EXERCISE DETAILS:
Go through the entries below and retype them exactly, omitting each picture.

RECORDS SHOWN:
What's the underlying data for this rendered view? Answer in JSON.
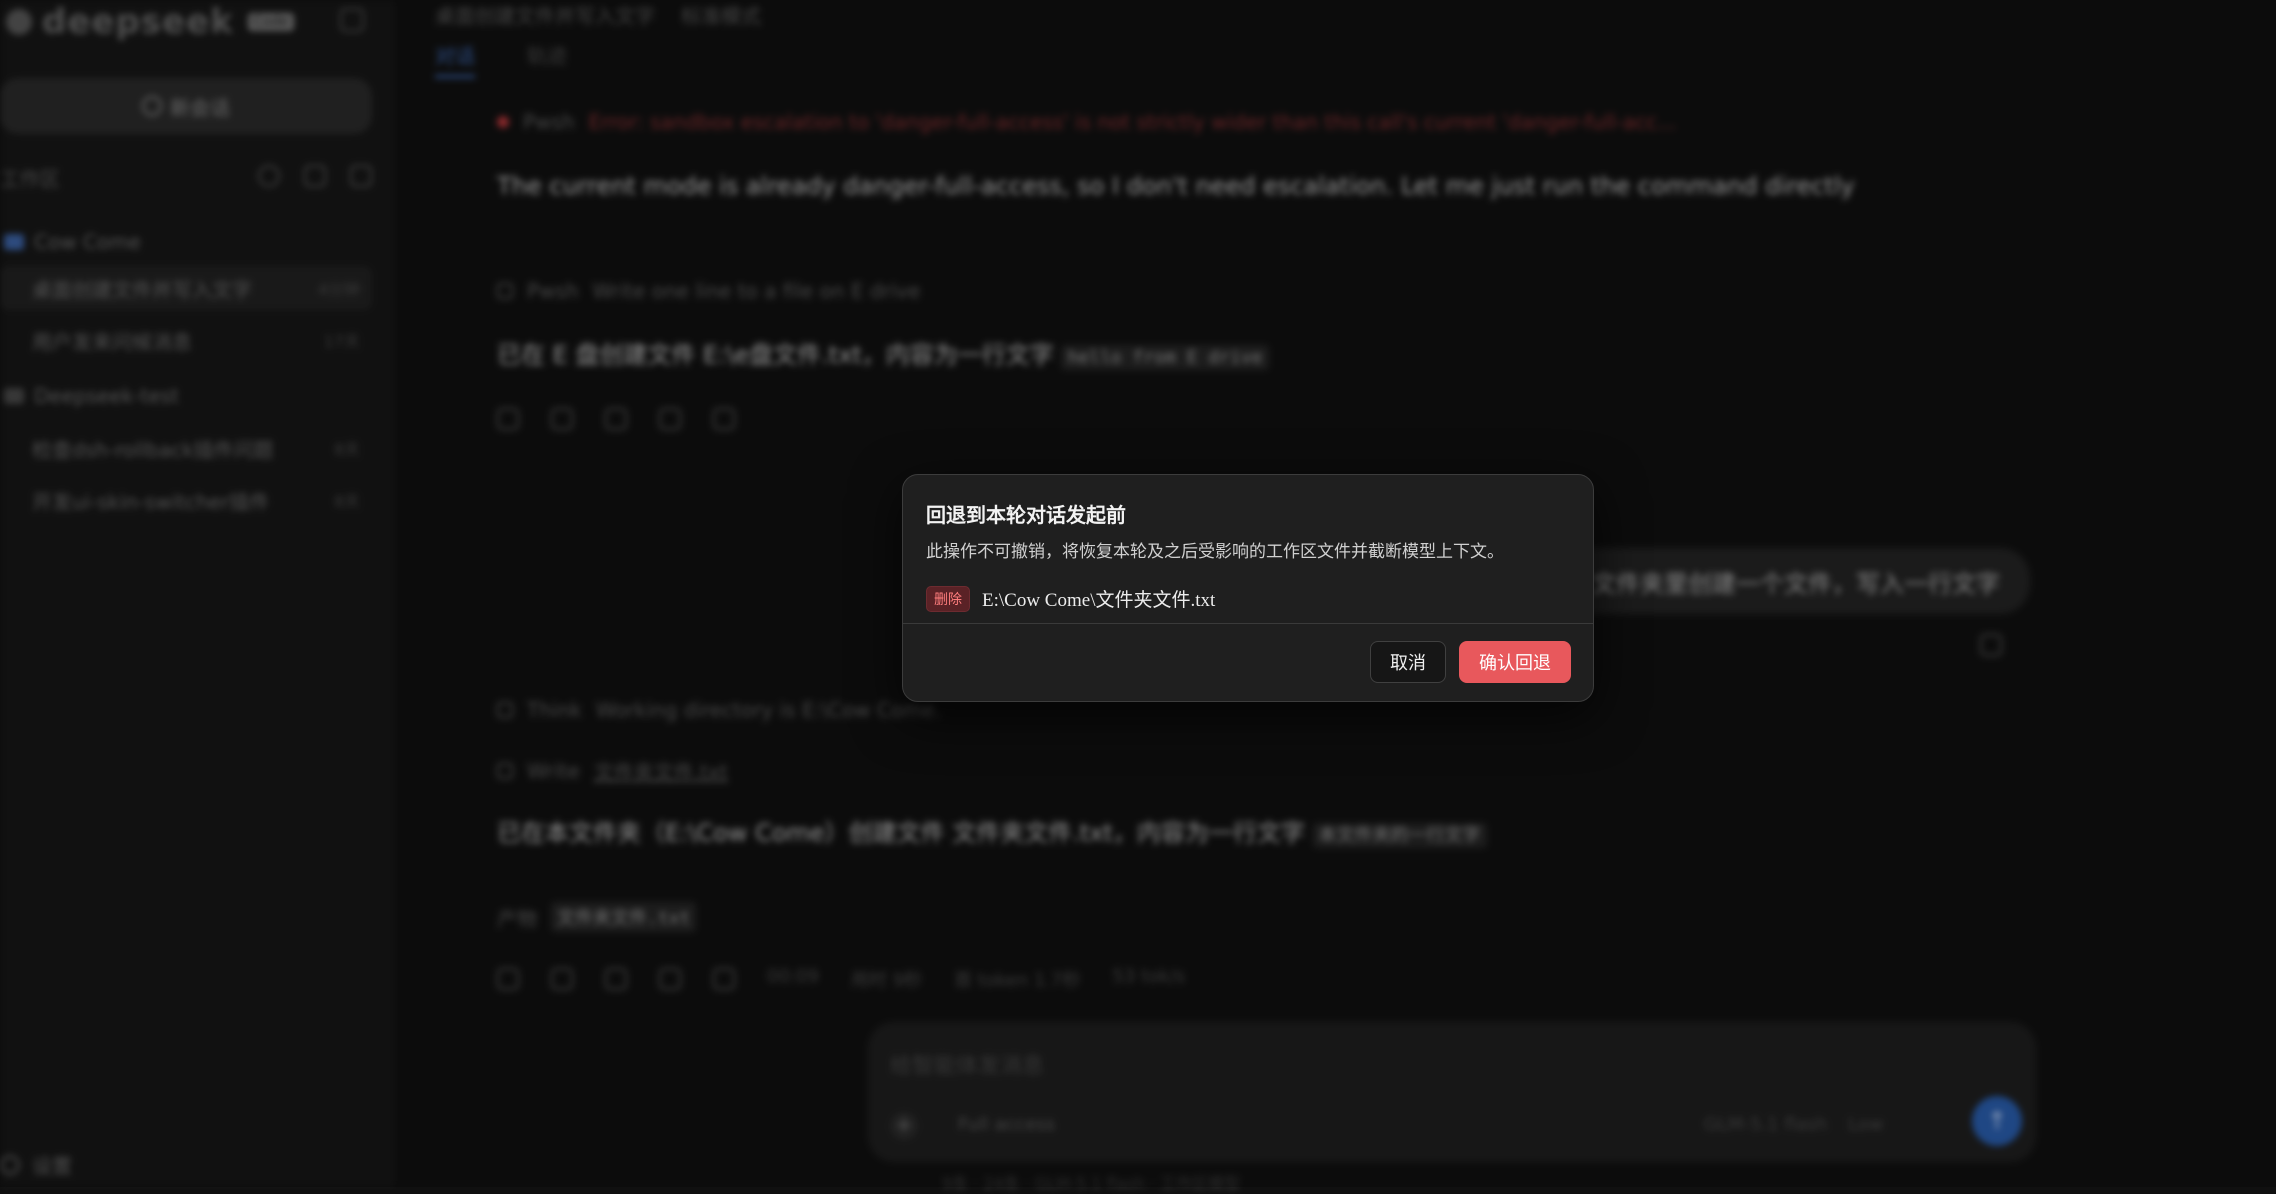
{
  "sidebar": {
    "logo_text": "deepseek",
    "logo_badge": "Code",
    "new_chat_label": "新会话",
    "workspace_label": "工作区",
    "projects": [
      {
        "name": "Cow Come",
        "sessions": [
          {
            "title": "桌面创建文件并写入文字",
            "meta": "4分钟"
          },
          {
            "title": "用户发来问候消息",
            "meta": "17天"
          }
        ]
      },
      {
        "name": "Deepseek-test",
        "sessions": [
          {
            "title": "检查dsh-rollback插件问题",
            "meta": "8天"
          },
          {
            "title": "开发ui-skin-switcher插件",
            "meta": "8天"
          }
        ]
      }
    ],
    "settings_label": "设置"
  },
  "topbar": {
    "title": "桌面创建文件并写入文字",
    "mode": "标准模式"
  },
  "tabs": [
    "对话",
    "轨迹"
  ],
  "conversation": {
    "tool_error_name": "Pwsh",
    "tool_error_text": "Error: sandbox escalation to 'danger-full-access' is not strictly wider than this call's current 'danger-full-acc...",
    "reply_1": "The current mode is already danger-full-access, so I don't need escalation. Let me just run the command directly",
    "tool_2_name": "Pwsh",
    "tool_2_text": "Write one line to a file on E drive",
    "reply_2_prefix": "已在 E 盘创建文件 E:\\e盘文件.txt，内容为一行文字",
    "reply_2_code": "hello from E drive",
    "user_msg": "文件夹里创建一个文件，写入一行文字",
    "think_name": "Think",
    "think_text": "Working directory is E:\\Cow Come.",
    "write_name": "Write",
    "write_file": "文件夹文件.txt",
    "reply_3_prefix": "已在本文件夹（E:\\Cow Come）创建文件 文件夹文件.txt，内容为一行文字",
    "reply_3_code": "本文件夹的一行文字",
    "artifact_label": "产物",
    "artifact_file": "文件夹文件.txt",
    "stats": [
      "00:09",
      "用时 9秒",
      "首 token 1.7秒",
      "53 tok/s"
    ]
  },
  "composer": {
    "placeholder": "给智能体发消息",
    "access": "Full access",
    "model": "GLM-5.1 flash",
    "effort": "Low",
    "footer": "9条 · 24条 · GLM-5.1 flash · 工作区模型"
  },
  "dialog": {
    "title": "回退到本轮对话发起前",
    "description": "此操作不可撤销，将恢复本轮及之后受影响的工作区文件并截断模型上下文。",
    "badge": "删除",
    "path": "E:\\Cow Come\\文件夹文件.txt",
    "cancel_label": "取消",
    "confirm_label": "确认回退",
    "colors": {
      "confirm": "#e8585c",
      "badge": "#ff7d7d"
    }
  }
}
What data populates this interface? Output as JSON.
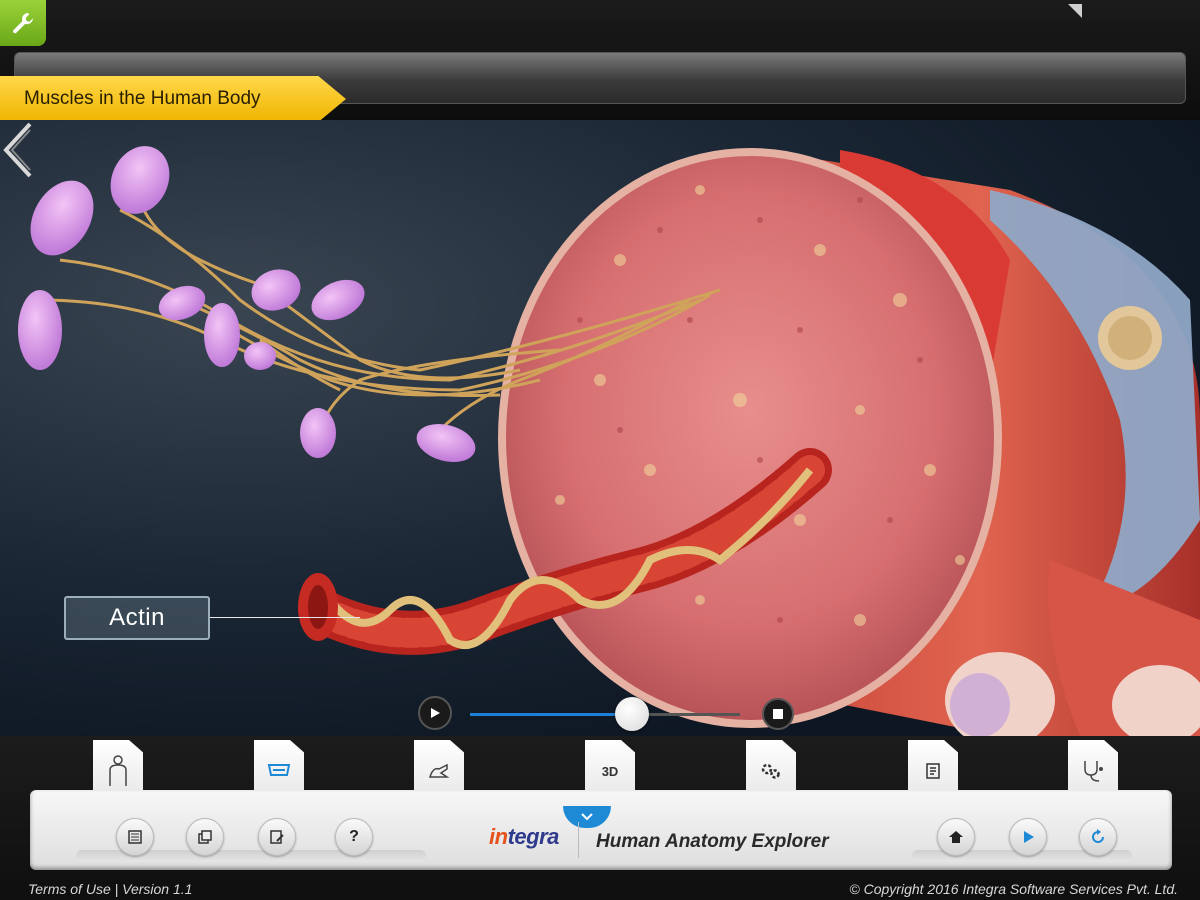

COMPLETED TASK:
What's the underlying data for this rendered view? Answer in JSON.
{
  "sidebar": {
    "logo_text": "deepseek",
    "logo_badge": "Code",
    "new_chat_label": "新会话",
    "workspace_label": "工作区",
    "projects": [
      {
        "name": "Cow Come",
        "sessions": [
          {
            "title": "桌面创建文件并写入文字",
            "meta": "4分钟"
          },
          {
            "title": "用户发来问候消息",
            "meta": "17天"
          }
        ]
      },
      {
        "name": "Deepseek-test",
        "sessions": [
          {
            "title": "检查dsh-rollback插件问题",
            "meta": "8天"
          },
          {
            "title": "开发ui-skin-switcher插件",
            "meta": "8天"
          }
        ]
      }
    ],
    "settings_label": "设置"
  },
  "topbar": {
    "title": "桌面创建文件并写入文字",
    "mode": "标准模式"
  },
  "tabs": [
    "对话",
    "轨迹"
  ],
  "conversation": {
    "tool_error_name": "Pwsh",
    "tool_error_text": "Error: sandbox escalation to 'danger-full-access' is not strictly wider than this call's current 'danger-full-acc...",
    "reply_1": "The current mode is already danger-full-access, so I don't need escalation. Let me just run the command directly",
    "tool_2_name": "Pwsh",
    "tool_2_text": "Write one line to a file on E drive",
    "reply_2_prefix": "已在 E 盘创建文件 E:\\e盘文件.txt，内容为一行文字",
    "reply_2_code": "hello from E drive",
    "user_msg": "文件夹里创建一个文件，写入一行文字",
    "think_name": "Think",
    "think_text": "Working directory is E:\\Cow Come.",
    "write_name": "Write",
    "write_file": "文件夹文件.txt",
    "reply_3_prefix": "已在本文件夹（E:\\Cow Come）创建文件 文件夹文件.txt，内容为一行文字",
    "reply_3_code": "本文件夹的一行文字",
    "artifact_label": "产物",
    "artifact_file": "文件夹文件.txt",
    "stats": [
      "00:09",
      "用时 9秒",
      "首 token 1.7秒",
      "53 tok/s"
    ]
  },
  "composer": {
    "placeholder": "给智能体发消息",
    "access": "Full access",
    "model": "GLM-5.1 flash",
    "effort": "Low",
    "footer": "9条 · 24条 · GLM-5.1 flash · 工作区模型"
  },
  "dialog": {
    "title": "回退到本轮对话发起前",
    "description": "此操作不可撤销，将恢复本轮及之后受影响的工作区文件并截断模型上下文。",
    "badge": "删除",
    "path": "E:\\Cow Come\\文件夹文件.txt",
    "cancel_label": "取消",
    "confirm_label": "确认回退",
    "colors": {
      "confirm": "#e8585c",
      "badge": "#ff7d7d"
    }
  }
}
What data populates this interface? Output as JSON.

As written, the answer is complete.